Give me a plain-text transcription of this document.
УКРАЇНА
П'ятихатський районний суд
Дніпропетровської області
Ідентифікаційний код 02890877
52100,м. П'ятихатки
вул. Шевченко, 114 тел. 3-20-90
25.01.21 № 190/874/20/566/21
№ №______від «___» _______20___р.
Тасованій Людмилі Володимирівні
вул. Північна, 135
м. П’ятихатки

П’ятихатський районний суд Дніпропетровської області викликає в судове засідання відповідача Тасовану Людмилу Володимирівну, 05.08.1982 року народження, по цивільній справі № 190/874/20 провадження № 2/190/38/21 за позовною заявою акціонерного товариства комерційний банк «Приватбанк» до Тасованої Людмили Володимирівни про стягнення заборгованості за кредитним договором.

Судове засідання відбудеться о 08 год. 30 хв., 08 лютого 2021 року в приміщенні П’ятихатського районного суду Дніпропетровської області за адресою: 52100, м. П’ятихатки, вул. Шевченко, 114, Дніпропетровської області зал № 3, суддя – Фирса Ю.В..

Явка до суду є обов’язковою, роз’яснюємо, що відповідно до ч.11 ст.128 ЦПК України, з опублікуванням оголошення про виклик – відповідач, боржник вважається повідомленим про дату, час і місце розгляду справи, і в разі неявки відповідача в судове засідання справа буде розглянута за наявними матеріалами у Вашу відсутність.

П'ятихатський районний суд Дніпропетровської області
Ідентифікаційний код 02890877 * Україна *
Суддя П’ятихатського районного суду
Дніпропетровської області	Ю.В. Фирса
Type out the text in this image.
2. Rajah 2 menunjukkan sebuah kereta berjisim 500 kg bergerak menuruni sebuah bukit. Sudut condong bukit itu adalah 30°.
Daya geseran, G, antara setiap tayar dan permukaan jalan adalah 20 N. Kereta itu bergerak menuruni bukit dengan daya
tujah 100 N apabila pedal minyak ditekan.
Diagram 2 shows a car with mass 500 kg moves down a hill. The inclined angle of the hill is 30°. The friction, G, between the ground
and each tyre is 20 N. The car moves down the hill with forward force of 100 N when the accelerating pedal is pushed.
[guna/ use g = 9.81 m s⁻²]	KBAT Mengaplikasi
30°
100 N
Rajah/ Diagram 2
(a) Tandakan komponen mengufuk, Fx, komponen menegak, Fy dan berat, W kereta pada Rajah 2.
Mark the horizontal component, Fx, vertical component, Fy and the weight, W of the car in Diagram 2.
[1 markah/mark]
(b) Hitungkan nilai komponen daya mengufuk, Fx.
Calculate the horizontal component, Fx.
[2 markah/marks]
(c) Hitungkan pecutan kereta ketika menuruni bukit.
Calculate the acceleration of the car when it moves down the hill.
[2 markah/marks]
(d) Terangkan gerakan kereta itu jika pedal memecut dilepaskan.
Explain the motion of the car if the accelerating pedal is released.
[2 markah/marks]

■ ■ ■ ■ ■

### Aim of the exercise
Write down every line of the data exactly as it appears above.

### Exercise result
Give me a plain-text transcription of this document.
УКРАЇНА
П'ятихатський районний суд
Дніпропетровської області
Ідентифікаційний код 02890877
52100,м. П'ятихатки
вул. Шевченко, 114 тел. 3-20-90
25.01.21 № 190/874/20/566/21
№ №______від «___» _______20___р.
Тасованій Людмилі Володимирівні
вул. Північна, 135
м. П’ятихатки

П’ятихатський районний суд Дніпропетровської області викликає в судове засідання відповідача Тасовану Людмилу Володимирівну, 05.08.1982 року народження, по цивільній справі № 190/874/20 провадження № 2/190/38/21 за позовною заявою акціонерного товариства комерційний банк «Приватбанк» до Тасованої Людмили Володимирівни про стягнення заборгованості за кредитним договором.

Судове засідання відбудеться о 08 год. 30 хв., 08 лютого 2021 року в приміщенні П’ятихатського районного суду Дніпропетровської області за адресою: 52100, м. П’ятихатки, вул. Шевченко, 114, Дніпропетровської області зал № 3, суддя – Фирса Ю.В..

Явка до суду є обов’язковою, роз’яснюємо, що відповідно до ч.11 ст.128 ЦПК України, з опублікуванням оголошення про виклик – відповідач, боржник вважається повідомленим про дату, час і місце розгляду справи, і в разі неявки відповідача в судове засідання справа буде розглянута за наявними матеріалами у Вашу відсутність.

П'ятихатський районний суд Дніпропетровської області
Ідентифікаційний код 02890877 * Україна *
Суддя П’ятихатського районного суду
Дніпропетровської області	Ю.В. Фирса
Type out the text in this image.
2. Rajah 2 menunjukkan sebuah kereta berjisim 500 kg bergerak menuruni sebuah bukit. Sudut condong bukit itu adalah 30°.
Daya geseran, G, antara setiap tayar dan permukaan jalan adalah 20 N. Kereta itu bergerak menuruni bukit dengan daya
tujah 100 N apabila pedal minyak ditekan.
Diagram 2 shows a car with mass 500 kg moves down a hill. The inclined angle of the hill is 30°. The friction, G, between the ground
and each tyre is 20 N. The car moves down the hill with forward force of 100 N when the accelerating pedal is pushed.
[guna/ use g = 9.81 m s⁻²]	KBAT Mengaplikasi
30°
100 N
Rajah/ Diagram 2
(a) Tandakan komponen mengufuk, Fx, komponen menegak, Fy dan berat, W kereta pada Rajah 2.
Mark the horizontal component, Fx, vertical component, Fy and the weight, W of the car in Diagram 2.
[1 markah/mark]
(b) Hitungkan nilai komponen daya mengufuk, Fx.
Calculate the horizontal component, Fx.
[2 markah/marks]
(c) Hitungkan pecutan kereta ketika menuruni bukit.
Calculate the acceleration of the car when it moves down the hill.
[2 markah/marks]
(d) Terangkan gerakan kereta itu jika pedal memecut dilepaskan.
Explain the motion of the car if the accelerating pedal is released.
[2 markah/marks]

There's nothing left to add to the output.